Copy out the data below as written; omit any images.

::: Given entries

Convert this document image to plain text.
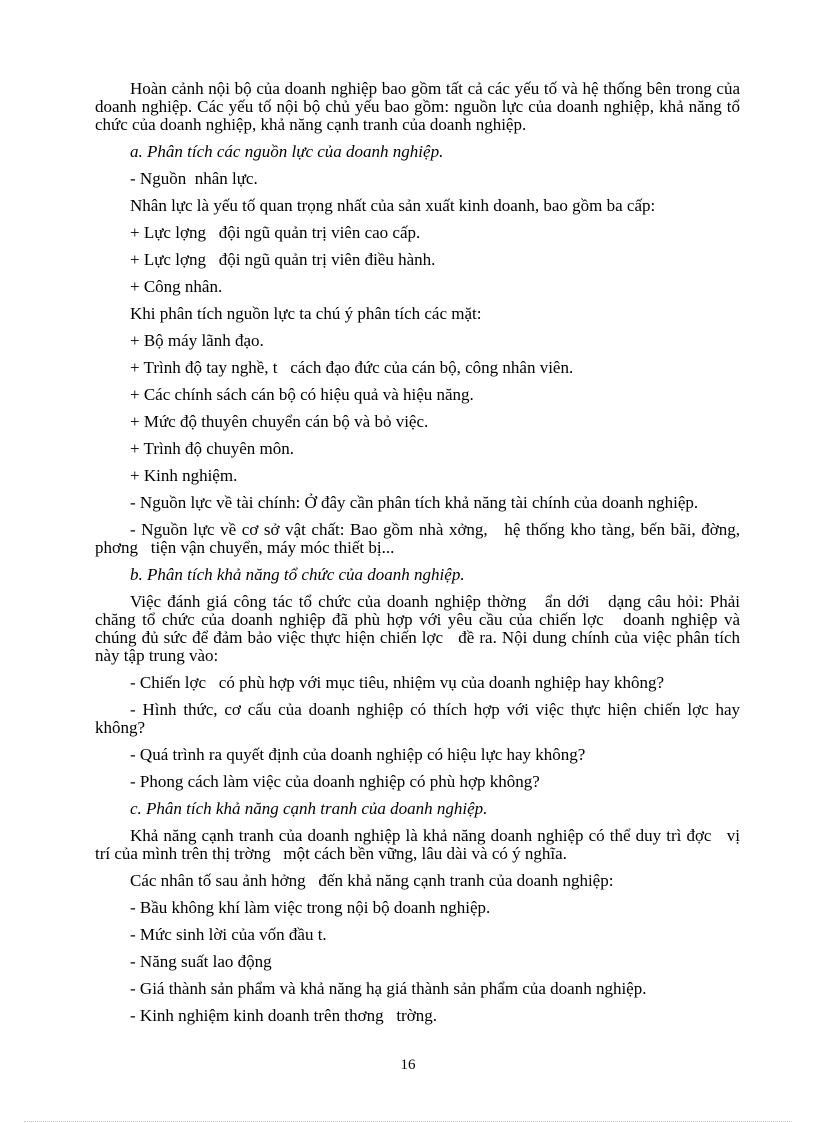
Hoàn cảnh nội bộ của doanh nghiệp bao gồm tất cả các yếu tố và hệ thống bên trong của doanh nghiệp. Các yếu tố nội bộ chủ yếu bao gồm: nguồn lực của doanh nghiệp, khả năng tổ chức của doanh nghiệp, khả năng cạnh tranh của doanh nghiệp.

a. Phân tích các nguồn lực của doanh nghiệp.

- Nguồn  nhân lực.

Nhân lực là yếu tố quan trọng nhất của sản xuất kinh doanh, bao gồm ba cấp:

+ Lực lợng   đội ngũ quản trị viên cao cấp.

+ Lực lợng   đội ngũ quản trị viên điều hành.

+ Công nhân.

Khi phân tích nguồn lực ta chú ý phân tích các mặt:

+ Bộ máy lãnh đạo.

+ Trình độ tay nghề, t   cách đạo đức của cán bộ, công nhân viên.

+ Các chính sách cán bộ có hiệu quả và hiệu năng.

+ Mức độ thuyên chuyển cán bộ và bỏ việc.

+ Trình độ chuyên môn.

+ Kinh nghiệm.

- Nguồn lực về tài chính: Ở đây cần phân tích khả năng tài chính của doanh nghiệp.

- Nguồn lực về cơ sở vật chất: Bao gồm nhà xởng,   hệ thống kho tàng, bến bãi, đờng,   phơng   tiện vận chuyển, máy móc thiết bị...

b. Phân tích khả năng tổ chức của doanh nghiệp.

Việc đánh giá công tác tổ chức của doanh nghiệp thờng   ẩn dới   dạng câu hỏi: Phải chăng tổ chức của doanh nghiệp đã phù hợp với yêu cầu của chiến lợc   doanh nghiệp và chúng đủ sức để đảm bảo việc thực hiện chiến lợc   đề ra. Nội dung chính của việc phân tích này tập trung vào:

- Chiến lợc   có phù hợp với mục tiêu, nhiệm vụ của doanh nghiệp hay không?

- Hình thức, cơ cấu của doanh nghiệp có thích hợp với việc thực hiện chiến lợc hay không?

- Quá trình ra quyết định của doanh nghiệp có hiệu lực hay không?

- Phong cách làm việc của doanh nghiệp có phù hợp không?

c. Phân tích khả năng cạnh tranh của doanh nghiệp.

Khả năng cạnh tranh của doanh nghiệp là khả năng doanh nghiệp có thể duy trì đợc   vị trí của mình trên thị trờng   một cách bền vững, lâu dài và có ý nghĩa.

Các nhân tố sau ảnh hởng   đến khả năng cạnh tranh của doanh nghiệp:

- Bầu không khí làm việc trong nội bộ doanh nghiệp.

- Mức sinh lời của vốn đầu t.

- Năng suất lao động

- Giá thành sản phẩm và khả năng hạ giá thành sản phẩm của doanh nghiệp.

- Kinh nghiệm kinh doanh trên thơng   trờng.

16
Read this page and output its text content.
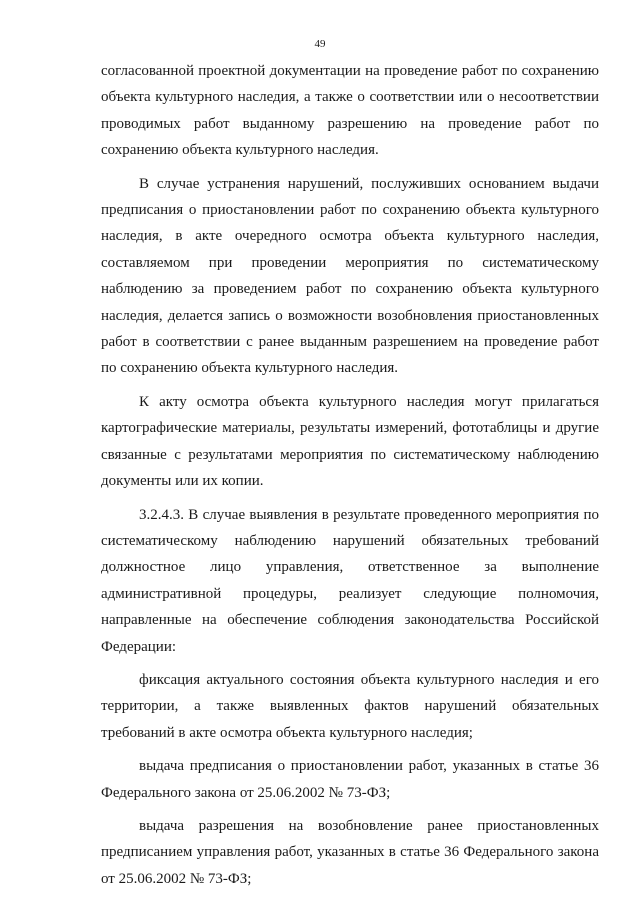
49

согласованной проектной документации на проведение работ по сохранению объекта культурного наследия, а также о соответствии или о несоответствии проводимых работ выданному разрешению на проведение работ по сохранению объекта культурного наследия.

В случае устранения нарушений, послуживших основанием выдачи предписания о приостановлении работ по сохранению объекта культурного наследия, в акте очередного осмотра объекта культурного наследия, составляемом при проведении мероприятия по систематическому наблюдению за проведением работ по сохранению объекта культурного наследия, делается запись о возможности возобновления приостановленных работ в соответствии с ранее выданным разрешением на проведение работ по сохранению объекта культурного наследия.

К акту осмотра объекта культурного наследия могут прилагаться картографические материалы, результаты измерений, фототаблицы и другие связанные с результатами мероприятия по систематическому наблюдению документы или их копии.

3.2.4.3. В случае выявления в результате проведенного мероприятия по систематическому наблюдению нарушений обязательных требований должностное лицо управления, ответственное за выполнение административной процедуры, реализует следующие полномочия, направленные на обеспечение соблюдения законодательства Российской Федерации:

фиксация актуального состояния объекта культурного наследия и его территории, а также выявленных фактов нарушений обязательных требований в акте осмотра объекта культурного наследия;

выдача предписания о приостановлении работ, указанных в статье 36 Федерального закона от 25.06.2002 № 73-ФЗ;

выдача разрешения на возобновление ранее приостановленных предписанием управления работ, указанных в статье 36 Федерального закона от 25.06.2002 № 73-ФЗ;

::::::

Response for this exercise:
Convert this document image to plain text.
Hoàn cảnh nội bộ của doanh nghiệp bao gồm tất cả các yếu tố và hệ thống bên trong của doanh nghiệp. Các yếu tố nội bộ chủ yếu bao gồm: nguồn lực của doanh nghiệp, khả năng tổ chức của doanh nghiệp, khả năng cạnh tranh của doanh nghiệp.

a. Phân tích các nguồn lực của doanh nghiệp.

- Nguồn  nhân lực.

Nhân lực là yếu tố quan trọng nhất của sản xuất kinh doanh, bao gồm ba cấp:

+ Lực lợng   đội ngũ quản trị viên cao cấp.

+ Lực lợng   đội ngũ quản trị viên điều hành.

+ Công nhân.

Khi phân tích nguồn lực ta chú ý phân tích các mặt:

+ Bộ máy lãnh đạo.

+ Trình độ tay nghề, t   cách đạo đức của cán bộ, công nhân viên.

+ Các chính sách cán bộ có hiệu quả và hiệu năng.

+ Mức độ thuyên chuyển cán bộ và bỏ việc.

+ Trình độ chuyên môn.

+ Kinh nghiệm.

- Nguồn lực về tài chính: Ở đây cần phân tích khả năng tài chính của doanh nghiệp.

- Nguồn lực về cơ sở vật chất: Bao gồm nhà xởng,   hệ thống kho tàng, bến bãi, đờng,   phơng   tiện vận chuyển, máy móc thiết bị...

b. Phân tích khả năng tổ chức của doanh nghiệp.

Việc đánh giá công tác tổ chức của doanh nghiệp thờng   ẩn dới   dạng câu hỏi: Phải chăng tổ chức của doanh nghiệp đã phù hợp với yêu cầu của chiến lợc   doanh nghiệp và chúng đủ sức để đảm bảo việc thực hiện chiến lợc   đề ra. Nội dung chính của việc phân tích này tập trung vào:

- Chiến lợc   có phù hợp với mục tiêu, nhiệm vụ của doanh nghiệp hay không?

- Hình thức, cơ cấu của doanh nghiệp có thích hợp với việc thực hiện chiến lợc hay không?

- Quá trình ra quyết định của doanh nghiệp có hiệu lực hay không?

- Phong cách làm việc của doanh nghiệp có phù hợp không?

c. Phân tích khả năng cạnh tranh của doanh nghiệp.

Khả năng cạnh tranh của doanh nghiệp là khả năng doanh nghiệp có thể duy trì đợc   vị trí của mình trên thị trờng   một cách bền vững, lâu dài và có ý nghĩa.

Các nhân tố sau ảnh hởng   đến khả năng cạnh tranh của doanh nghiệp:

- Bầu không khí làm việc trong nội bộ doanh nghiệp.

- Mức sinh lời của vốn đầu t.

- Năng suất lao động

- Giá thành sản phẩm và khả năng hạ giá thành sản phẩm của doanh nghiệp.

- Kinh nghiệm kinh doanh trên thơng   trờng.

16
Read this page and output its text content.
49

согласованной проектной документации на проведение работ по сохранению объекта культурного наследия, а также о соответствии или о несоответствии проводимых работ выданному разрешению на проведение работ по сохранению объекта культурного наследия.

В случае устранения нарушений, послуживших основанием выдачи предписания о приостановлении работ по сохранению объекта культурного наследия, в акте очередного осмотра объекта культурного наследия, составляемом при проведении мероприятия по систематическому наблюдению за проведением работ по сохранению объекта культурного наследия, делается запись о возможности возобновления приостановленных работ в соответствии с ранее выданным разрешением на проведение работ по сохранению объекта культурного наследия.

К акту осмотра объекта культурного наследия могут прилагаться картографические материалы, результаты измерений, фототаблицы и другие связанные с результатами мероприятия по систематическому наблюдению документы или их копии.

3.2.4.3. В случае выявления в результате проведенного мероприятия по систематическому наблюдению нарушений обязательных требований должностное лицо управления, ответственное за выполнение административной процедуры, реализует следующие полномочия, направленные на обеспечение соблюдения законодательства Российской Федерации:

фиксация актуального состояния объекта культурного наследия и его территории, а также выявленных фактов нарушений обязательных требований в акте осмотра объекта культурного наследия;

выдача предписания о приостановлении работ, указанных в статье 36 Федерального закона от 25.06.2002 № 73-ФЗ;

выдача разрешения на возобновление ранее приостановленных предписанием управления работ, указанных в статье 36 Федерального закона от 25.06.2002 № 73-ФЗ;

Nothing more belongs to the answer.